## TASK INSTRUCTIONS
Exclude the pictures; give every entry again exactly as written.

## DATA ENTRIES

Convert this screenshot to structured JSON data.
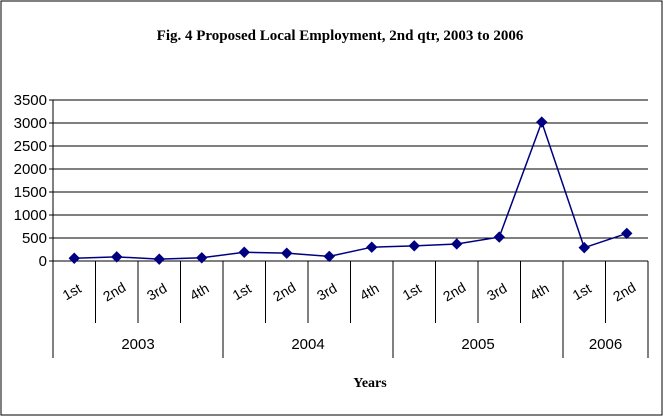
{
  "chart_data": {
    "type": "line",
    "title": "Fig. 4 Proposed Local Employment, 2nd qtr, 2003 to 2006",
    "xlabel": "Years",
    "ylabel": "",
    "ylim": [
      0,
      3500
    ],
    "yticks": [
      0,
      500,
      1000,
      1500,
      2000,
      2500,
      3000,
      3500
    ],
    "grid": true,
    "legend": "none",
    "categories": [
      "1st",
      "2nd",
      "3rd",
      "4th",
      "1st",
      "2nd",
      "3rd",
      "4th",
      "1st",
      "2nd",
      "3rd",
      "4th",
      "1st",
      "2nd"
    ],
    "groups": [
      {
        "label": "2003",
        "count": 4
      },
      {
        "label": "2004",
        "count": 4
      },
      {
        "label": "2005",
        "count": 4
      },
      {
        "label": "2006",
        "count": 2
      }
    ],
    "series": [
      {
        "values": [
          60,
          90,
          40,
          70,
          190,
          170,
          100,
          300,
          330,
          370,
          520,
          3020,
          290,
          600
        ],
        "color": "#000080"
      }
    ]
  }
}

## EXPECTED OUTPUT
Convert this screenshot to structured JSON data.
{
  "chart_data": {
    "type": "line",
    "title": "Fig. 4 Proposed Local Employment, 2nd qtr, 2003 to 2006",
    "xlabel": "Years",
    "ylabel": "",
    "ylim": [
      0,
      3500
    ],
    "yticks": [
      0,
      500,
      1000,
      1500,
      2000,
      2500,
      3000,
      3500
    ],
    "grid": true,
    "legend": "none",
    "categories": [
      "1st",
      "2nd",
      "3rd",
      "4th",
      "1st",
      "2nd",
      "3rd",
      "4th",
      "1st",
      "2nd",
      "3rd",
      "4th",
      "1st",
      "2nd"
    ],
    "groups": [
      {
        "label": "2003",
        "count": 4
      },
      {
        "label": "2004",
        "count": 4
      },
      {
        "label": "2005",
        "count": 4
      },
      {
        "label": "2006",
        "count": 2
      }
    ],
    "series": [
      {
        "values": [
          60,
          90,
          40,
          70,
          190,
          170,
          100,
          300,
          330,
          370,
          520,
          3020,
          290,
          600
        ],
        "color": "#000080"
      }
    ]
  }
}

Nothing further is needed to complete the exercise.